[Stored items]
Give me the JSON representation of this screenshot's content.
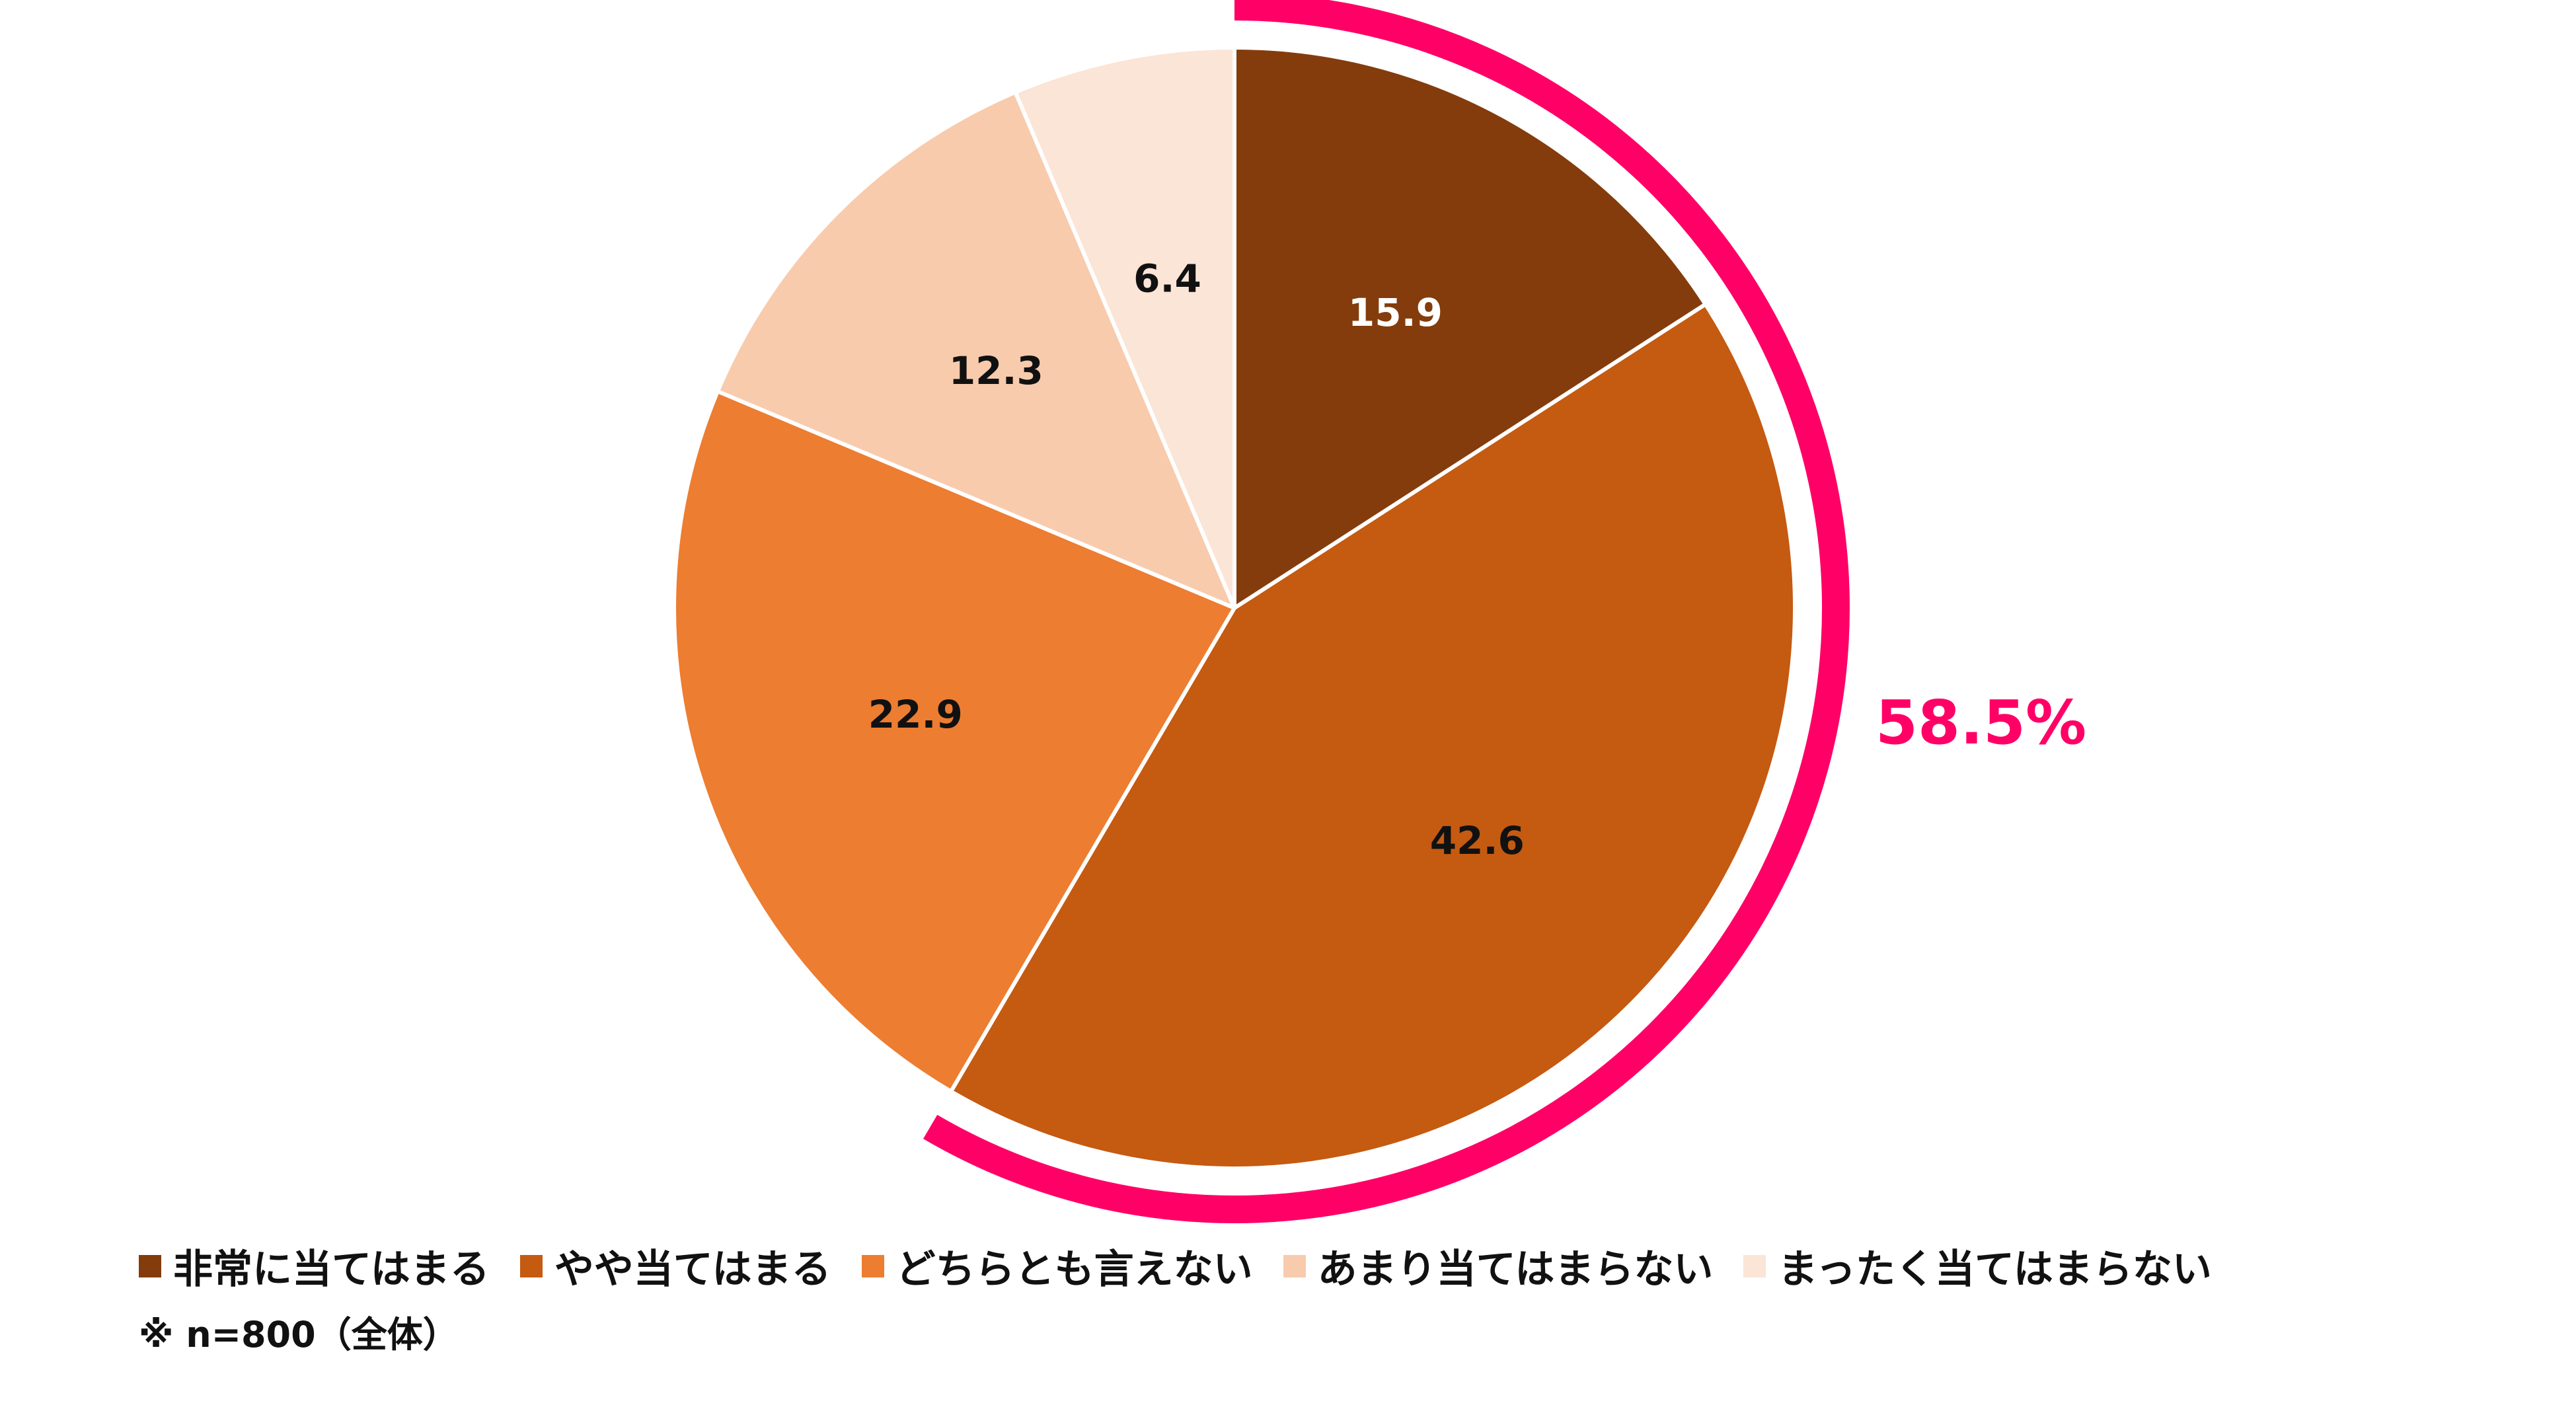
{
  "chart_data": {
    "type": "pie",
    "categories": [
      "非常に当てはまる",
      "やや当てはまる",
      "どちらとも言えない",
      "あまり当てはまらない",
      "まったく当てはまらない"
    ],
    "values": [
      15.9,
      42.6,
      22.9,
      12.3,
      6.4
    ],
    "value_labels": [
      "15.9",
      "42.6",
      "22.9",
      "12.3",
      "6.4"
    ],
    "colors": [
      "#843C0C",
      "#C55A11",
      "#ED7D31",
      "#F8CBAD",
      "#FBE5D6"
    ],
    "label_colors": [
      "#ffffff",
      "#111111",
      "#111111",
      "#111111",
      "#111111"
    ],
    "start_angle": "12 o'clock",
    "direction": "clockwise",
    "legend_position": "bottom",
    "callout": {
      "label": "58.5%",
      "covers_categories": [
        "非常に当てはまる",
        "やや当てはまる"
      ],
      "color": "#FF0066"
    }
  },
  "note": "※ n=800（全体）"
}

Direction:
Each entry should be repeated exactly as it appears; the pictures stay out.

Reply:
Give me the JSON representation of this screenshot's content.
{
  "chart_data": {
    "type": "pie",
    "categories": [
      "非常に当てはまる",
      "やや当てはまる",
      "どちらとも言えない",
      "あまり当てはまらない",
      "まったく当てはまらない"
    ],
    "values": [
      15.9,
      42.6,
      22.9,
      12.3,
      6.4
    ],
    "value_labels": [
      "15.9",
      "42.6",
      "22.9",
      "12.3",
      "6.4"
    ],
    "colors": [
      "#843C0C",
      "#C55A11",
      "#ED7D31",
      "#F8CBAD",
      "#FBE5D6"
    ],
    "label_colors": [
      "#ffffff",
      "#111111",
      "#111111",
      "#111111",
      "#111111"
    ],
    "start_angle": "12 o'clock",
    "direction": "clockwise",
    "legend_position": "bottom",
    "callout": {
      "label": "58.5%",
      "covers_categories": [
        "非常に当てはまる",
        "やや当てはまる"
      ],
      "color": "#FF0066"
    }
  },
  "note": "※ n=800（全体）"
}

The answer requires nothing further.